▶ _WHAT THIS TASK INVOLVES_: Using the listing below, copy every line that mentions "dieser".

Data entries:
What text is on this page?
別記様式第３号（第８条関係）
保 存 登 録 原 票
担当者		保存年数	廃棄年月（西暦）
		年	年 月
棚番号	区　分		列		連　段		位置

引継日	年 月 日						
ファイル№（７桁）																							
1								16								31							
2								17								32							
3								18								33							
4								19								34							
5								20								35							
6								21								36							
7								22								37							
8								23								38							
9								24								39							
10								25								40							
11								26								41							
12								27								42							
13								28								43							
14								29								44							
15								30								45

* * *

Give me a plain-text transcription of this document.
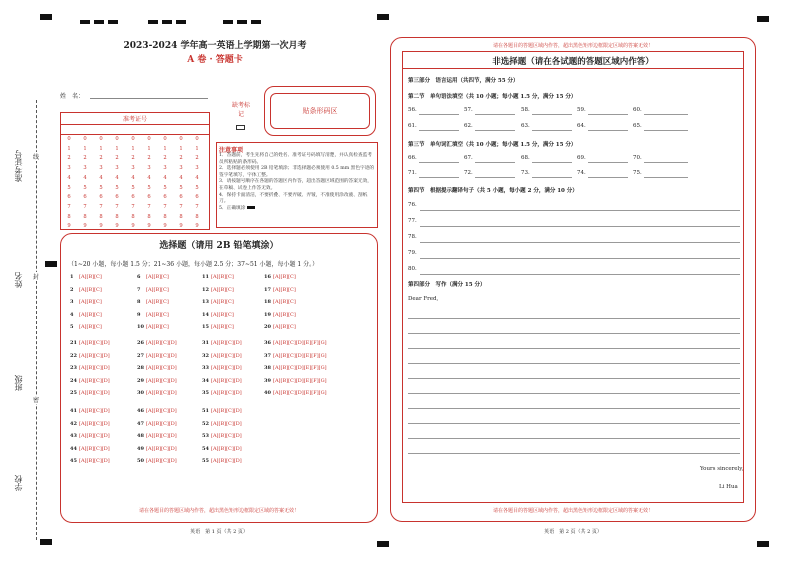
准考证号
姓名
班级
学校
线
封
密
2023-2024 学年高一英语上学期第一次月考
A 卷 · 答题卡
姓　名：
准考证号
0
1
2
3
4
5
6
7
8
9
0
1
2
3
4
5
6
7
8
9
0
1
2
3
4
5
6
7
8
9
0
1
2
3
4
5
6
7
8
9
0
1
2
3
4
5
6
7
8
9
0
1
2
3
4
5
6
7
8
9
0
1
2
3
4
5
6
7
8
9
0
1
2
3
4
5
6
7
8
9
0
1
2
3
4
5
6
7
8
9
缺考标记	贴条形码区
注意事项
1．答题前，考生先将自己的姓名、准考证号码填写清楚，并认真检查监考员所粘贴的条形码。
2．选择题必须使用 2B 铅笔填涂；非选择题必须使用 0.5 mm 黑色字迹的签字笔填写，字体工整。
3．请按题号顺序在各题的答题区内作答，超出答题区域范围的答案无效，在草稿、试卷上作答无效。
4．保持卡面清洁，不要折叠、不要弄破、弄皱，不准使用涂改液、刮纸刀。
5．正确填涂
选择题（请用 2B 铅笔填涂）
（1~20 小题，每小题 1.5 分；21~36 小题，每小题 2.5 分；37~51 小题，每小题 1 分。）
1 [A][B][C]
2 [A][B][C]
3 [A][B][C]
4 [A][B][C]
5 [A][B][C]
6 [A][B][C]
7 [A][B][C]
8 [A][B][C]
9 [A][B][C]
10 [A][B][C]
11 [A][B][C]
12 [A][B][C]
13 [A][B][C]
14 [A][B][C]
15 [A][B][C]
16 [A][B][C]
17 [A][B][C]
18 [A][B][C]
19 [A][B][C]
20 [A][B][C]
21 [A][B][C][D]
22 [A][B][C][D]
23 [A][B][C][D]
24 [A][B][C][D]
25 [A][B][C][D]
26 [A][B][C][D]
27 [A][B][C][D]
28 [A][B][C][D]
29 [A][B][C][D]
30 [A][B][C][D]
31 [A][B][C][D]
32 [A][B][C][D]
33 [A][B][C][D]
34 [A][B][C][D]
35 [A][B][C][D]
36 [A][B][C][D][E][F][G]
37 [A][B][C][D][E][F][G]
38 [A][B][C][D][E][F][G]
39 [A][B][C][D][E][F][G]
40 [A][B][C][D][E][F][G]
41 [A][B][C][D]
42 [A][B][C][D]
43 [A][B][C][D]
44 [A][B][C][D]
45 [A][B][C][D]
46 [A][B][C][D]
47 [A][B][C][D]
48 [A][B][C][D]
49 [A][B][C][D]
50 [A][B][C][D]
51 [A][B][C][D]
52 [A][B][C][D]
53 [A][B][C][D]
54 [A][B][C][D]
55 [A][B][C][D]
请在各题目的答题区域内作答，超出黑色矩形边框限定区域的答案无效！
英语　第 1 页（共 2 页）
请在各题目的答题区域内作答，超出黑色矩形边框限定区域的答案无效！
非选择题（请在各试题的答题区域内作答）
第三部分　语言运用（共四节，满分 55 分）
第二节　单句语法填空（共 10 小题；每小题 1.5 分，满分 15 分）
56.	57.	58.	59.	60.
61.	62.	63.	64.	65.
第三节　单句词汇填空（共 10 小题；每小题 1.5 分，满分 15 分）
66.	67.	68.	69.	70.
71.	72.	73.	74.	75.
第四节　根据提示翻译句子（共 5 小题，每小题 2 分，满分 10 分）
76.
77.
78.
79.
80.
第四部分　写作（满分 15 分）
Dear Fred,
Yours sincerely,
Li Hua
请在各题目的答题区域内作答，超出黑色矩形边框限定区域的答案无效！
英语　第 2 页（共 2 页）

* * *

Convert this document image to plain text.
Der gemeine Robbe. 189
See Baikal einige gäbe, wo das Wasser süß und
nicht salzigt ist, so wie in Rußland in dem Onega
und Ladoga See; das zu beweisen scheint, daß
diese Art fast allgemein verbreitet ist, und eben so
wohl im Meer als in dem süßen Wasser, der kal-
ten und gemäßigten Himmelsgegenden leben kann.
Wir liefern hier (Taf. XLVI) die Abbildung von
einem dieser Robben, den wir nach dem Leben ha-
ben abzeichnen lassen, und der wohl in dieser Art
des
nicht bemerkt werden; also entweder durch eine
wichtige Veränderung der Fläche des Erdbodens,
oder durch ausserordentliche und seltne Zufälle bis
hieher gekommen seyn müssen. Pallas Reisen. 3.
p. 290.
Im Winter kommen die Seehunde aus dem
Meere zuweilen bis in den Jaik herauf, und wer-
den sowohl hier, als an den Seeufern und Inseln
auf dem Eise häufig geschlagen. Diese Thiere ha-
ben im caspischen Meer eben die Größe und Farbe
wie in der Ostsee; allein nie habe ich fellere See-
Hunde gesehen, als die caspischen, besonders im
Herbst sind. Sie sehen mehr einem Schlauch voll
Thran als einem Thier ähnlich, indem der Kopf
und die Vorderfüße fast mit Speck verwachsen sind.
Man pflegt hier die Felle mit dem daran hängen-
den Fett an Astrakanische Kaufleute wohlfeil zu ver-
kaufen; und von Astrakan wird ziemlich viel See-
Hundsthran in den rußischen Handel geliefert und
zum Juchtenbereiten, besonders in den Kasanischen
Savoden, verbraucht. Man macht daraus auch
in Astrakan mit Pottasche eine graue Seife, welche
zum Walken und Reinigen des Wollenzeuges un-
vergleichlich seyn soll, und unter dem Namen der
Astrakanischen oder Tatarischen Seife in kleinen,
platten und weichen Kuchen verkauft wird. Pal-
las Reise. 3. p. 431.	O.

▶ _FINAL ANSWER_:
einem dieser Robben, den wir nach dem Leben ha-
ben abzeichnen lassen, und der wohl in dieser Art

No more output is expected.